— Task requirements —
Print all entries precisely as they are written.

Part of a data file
--------

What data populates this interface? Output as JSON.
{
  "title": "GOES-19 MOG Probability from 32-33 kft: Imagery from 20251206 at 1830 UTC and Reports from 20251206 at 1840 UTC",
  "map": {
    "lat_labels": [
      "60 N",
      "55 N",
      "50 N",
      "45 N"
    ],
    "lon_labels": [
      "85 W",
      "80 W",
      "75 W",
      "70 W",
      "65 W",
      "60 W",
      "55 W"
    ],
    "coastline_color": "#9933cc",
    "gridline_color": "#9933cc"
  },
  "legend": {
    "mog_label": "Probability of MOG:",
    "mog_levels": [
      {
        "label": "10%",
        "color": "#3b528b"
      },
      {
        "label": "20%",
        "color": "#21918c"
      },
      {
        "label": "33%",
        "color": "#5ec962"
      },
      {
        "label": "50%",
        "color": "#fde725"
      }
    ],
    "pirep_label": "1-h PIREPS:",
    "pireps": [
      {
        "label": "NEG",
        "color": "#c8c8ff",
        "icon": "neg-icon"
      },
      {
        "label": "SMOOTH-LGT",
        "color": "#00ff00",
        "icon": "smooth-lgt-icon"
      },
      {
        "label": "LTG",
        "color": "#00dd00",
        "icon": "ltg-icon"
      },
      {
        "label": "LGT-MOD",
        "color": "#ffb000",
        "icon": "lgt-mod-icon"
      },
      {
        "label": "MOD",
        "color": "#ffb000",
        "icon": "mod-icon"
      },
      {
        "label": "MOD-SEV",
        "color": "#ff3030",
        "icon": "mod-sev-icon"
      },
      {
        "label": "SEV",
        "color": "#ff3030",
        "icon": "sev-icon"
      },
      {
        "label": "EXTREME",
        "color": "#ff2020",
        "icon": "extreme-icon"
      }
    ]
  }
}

--------

— Reply —
What data populates this interface? Output as JSON.
{
  "title": "GOES-19 MOG Probability from 32-33 kft: Imagery from 20251206 at 1830 UTC and Reports from 20251206 at 1840 UTC",
  "map": {
    "lat_labels": [
      "60 N",
      "55 N",
      "50 N",
      "45 N"
    ],
    "lon_labels": [
      "85 W",
      "80 W",
      "75 W",
      "70 W",
      "65 W",
      "60 W",
      "55 W"
    ],
    "coastline_color": "#9933cc",
    "gridline_color": "#9933cc"
  },
  "legend": {
    "mog_label": "Probability of MOG:",
    "mog_levels": [
      {
        "label": "10%",
        "color": "#3b528b"
      },
      {
        "label": "20%",
        "color": "#21918c"
      },
      {
        "label": "33%",
        "color": "#5ec962"
      },
      {
        "label": "50%",
        "color": "#fde725"
      }
    ],
    "pirep_label": "1-h PIREPS:",
    "pireps": [
      {
        "label": "NEG",
        "color": "#c8c8ff",
        "icon": "neg-icon"
      },
      {
        "label": "SMOOTH-LGT",
        "color": "#00ff00",
        "icon": "smooth-lgt-icon"
      },
      {
        "label": "LTG",
        "color": "#00dd00",
        "icon": "ltg-icon"
      },
      {
        "label": "LGT-MOD",
        "color": "#ffb000",
        "icon": "lgt-mod-icon"
      },
      {
        "label": "MOD",
        "color": "#ffb000",
        "icon": "mod-icon"
      },
      {
        "label": "MOD-SEV",
        "color": "#ff3030",
        "icon": "mod-sev-icon"
      },
      {
        "label": "SEV",
        "color": "#ff3030",
        "icon": "sev-icon"
      },
      {
        "label": "EXTREME",
        "color": "#ff2020",
        "icon": "extreme-icon"
      }
    ]
  }
}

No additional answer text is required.